-------- Recorded data --------
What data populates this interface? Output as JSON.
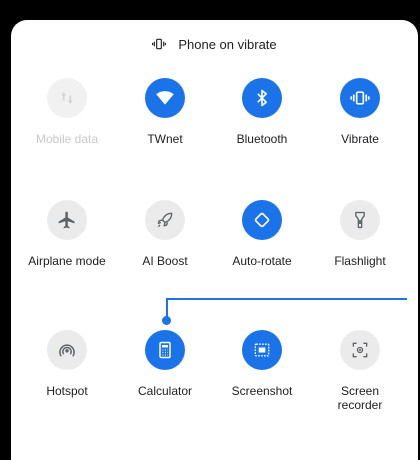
{
  "status": {
    "text": "Phone on vibrate"
  },
  "tiles": [
    {
      "label": "Mobile data",
      "icon": "mobile-data-icon",
      "state": "disabled"
    },
    {
      "label": "TWnet",
      "icon": "wifi-icon",
      "state": "active"
    },
    {
      "label": "Bluetooth",
      "icon": "bluetooth-icon",
      "state": "active"
    },
    {
      "label": "Vibrate",
      "icon": "vibrate-icon",
      "state": "active"
    },
    {
      "label": "Airplane mode",
      "icon": "airplane-icon",
      "state": "inactive"
    },
    {
      "label": "AI Boost",
      "icon": "rocket-icon",
      "state": "inactive"
    },
    {
      "label": "Auto-rotate",
      "icon": "auto-rotate-icon",
      "state": "active"
    },
    {
      "label": "Flashlight",
      "icon": "flashlight-icon",
      "state": "inactive"
    },
    {
      "label": "Hotspot",
      "icon": "hotspot-icon",
      "state": "inactive"
    },
    {
      "label": "Calculator",
      "icon": "calculator-icon",
      "state": "active"
    },
    {
      "label": "Screenshot",
      "icon": "screenshot-icon",
      "state": "active"
    },
    {
      "label": "Screen recorder",
      "icon": "screen-recorder-icon",
      "state": "inactive"
    }
  ],
  "colors": {
    "accent": "#1a73e8",
    "inactive": "#ebebeb",
    "icon_inactive": "#5f6368"
  }
}
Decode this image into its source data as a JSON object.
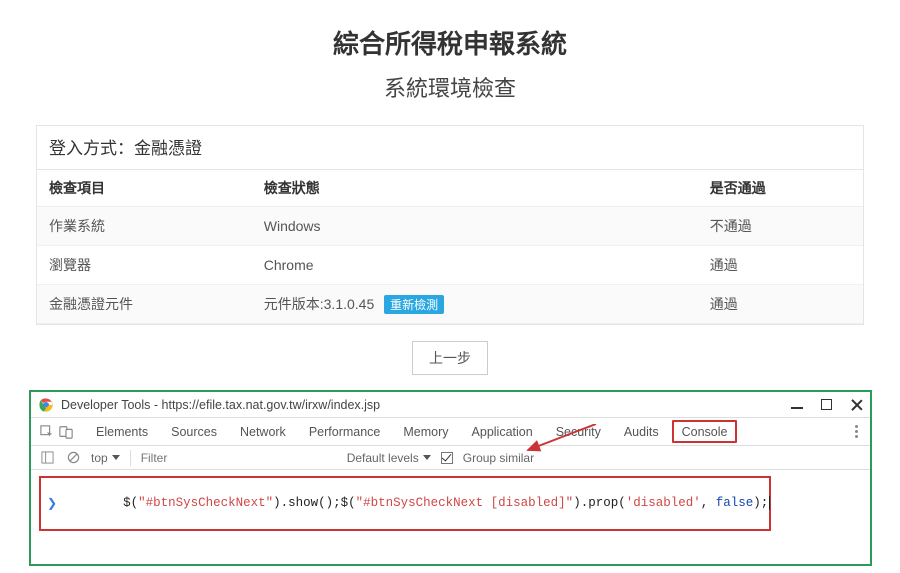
{
  "header": {
    "title": "綜合所得稅申報系統",
    "subtitle": "系統環境檢查"
  },
  "panel": {
    "login_method_label": "登入方式：金融憑證",
    "headers": {
      "item": "檢查項目",
      "status": "檢查狀態",
      "pass": "是否通過"
    },
    "rows": [
      {
        "item": "作業系統",
        "status": "Windows",
        "badge": "",
        "pass": "不通過",
        "pass_class": "pass-fail"
      },
      {
        "item": "瀏覽器",
        "status": "Chrome",
        "badge": "",
        "pass": "通過",
        "pass_class": "pass-ok"
      },
      {
        "item": "金融憑證元件",
        "status": "元件版本:3.1.0.45",
        "badge": "重新檢測",
        "pass": "通過",
        "pass_class": "pass-ok"
      }
    ],
    "prev_button": "上一步"
  },
  "devtools": {
    "title": "Developer Tools - https://efile.tax.nat.gov.tw/irxw/index.jsp",
    "tabs": [
      "Elements",
      "Sources",
      "Network",
      "Performance",
      "Memory",
      "Application",
      "Security",
      "Audits",
      "Console"
    ],
    "active_tab": "Console",
    "filterbar": {
      "context": "top",
      "filter_placeholder": "Filter",
      "levels": "Default levels",
      "group_label": "Group similar"
    },
    "console_input": {
      "p1": "$(",
      "s1": "\"#btnSysCheckNext\"",
      "p2": ").show();$(",
      "s2": "\"#btnSysCheckNext [disabled]\"",
      "p3": ").prop(",
      "s3": "'disabled'",
      "p4": ", ",
      "b1": "false",
      "p5": ");"
    }
  }
}
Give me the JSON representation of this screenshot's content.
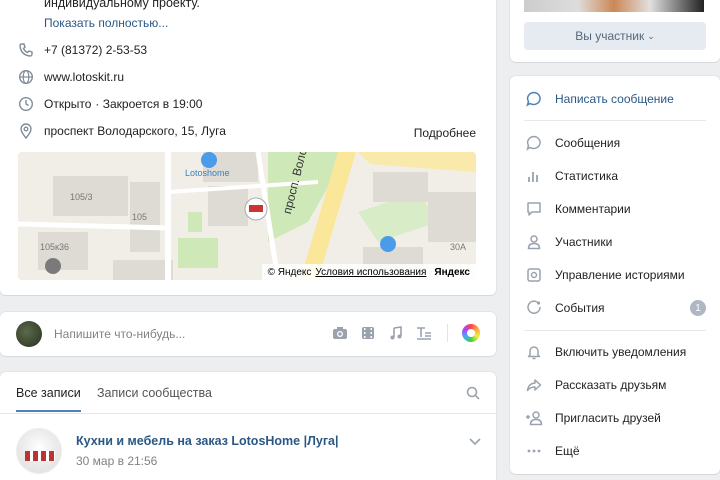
{
  "info": {
    "description_tail": "индивидуальному проекту.",
    "show_more": "Показать полностью...",
    "phone": "+7 (81372) 2-53-53",
    "website": "www.lotoskit.ru",
    "status_open": "Открыто",
    "status_close": "· Закроется в 19:00",
    "address": "проспект Володарского, 15, Луга",
    "details_link": "Подробнее"
  },
  "map": {
    "place_name": "Lotoshome",
    "street_label": "просп. Володарского",
    "house_numbers": [
      "105/3",
      "105",
      "105к36",
      "30А"
    ],
    "copyright": "© Яндекс",
    "terms": "Условия использования",
    "brand": "Яндекс"
  },
  "composer": {
    "placeholder": "Напишите что-нибудь..."
  },
  "wall": {
    "tabs": [
      "Все записи",
      "Записи сообщества"
    ],
    "post": {
      "title": "Кухни и мебель на заказ LotosHome |Луга|",
      "date": "30 мар в 21:56"
    }
  },
  "sidebar": {
    "member_button": "Вы участник",
    "items": [
      {
        "label": "Написать сообщение",
        "icon": "message-icon"
      },
      {
        "label": "Сообщения",
        "icon": "chat-icon"
      },
      {
        "label": "Статистика",
        "icon": "stats-icon"
      },
      {
        "label": "Комментарии",
        "icon": "comment-icon"
      },
      {
        "label": "Участники",
        "icon": "user-icon"
      },
      {
        "label": "Управление историями",
        "icon": "stories-icon"
      },
      {
        "label": "События",
        "icon": "events-icon"
      },
      {
        "label": "Включить уведомления",
        "icon": "bell-icon"
      },
      {
        "label": "Рассказать друзьям",
        "icon": "share-icon"
      },
      {
        "label": "Пригласить друзей",
        "icon": "invite-icon"
      },
      {
        "label": "Ещё",
        "icon": "more-icon"
      }
    ],
    "events_badge": "1"
  },
  "colors": {
    "accent": "#5181b8",
    "link": "#2a5885",
    "open_green": "#4bb34b",
    "background": "#edeef0"
  }
}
--------
> _What is needed_: Find each line with the string "this" and copy it out.

> _Written answer_:
What data populates this interface? Output as JSON.
Decode this image into its source data as a JSON object.
Give me the JSON representation of this screenshot's content.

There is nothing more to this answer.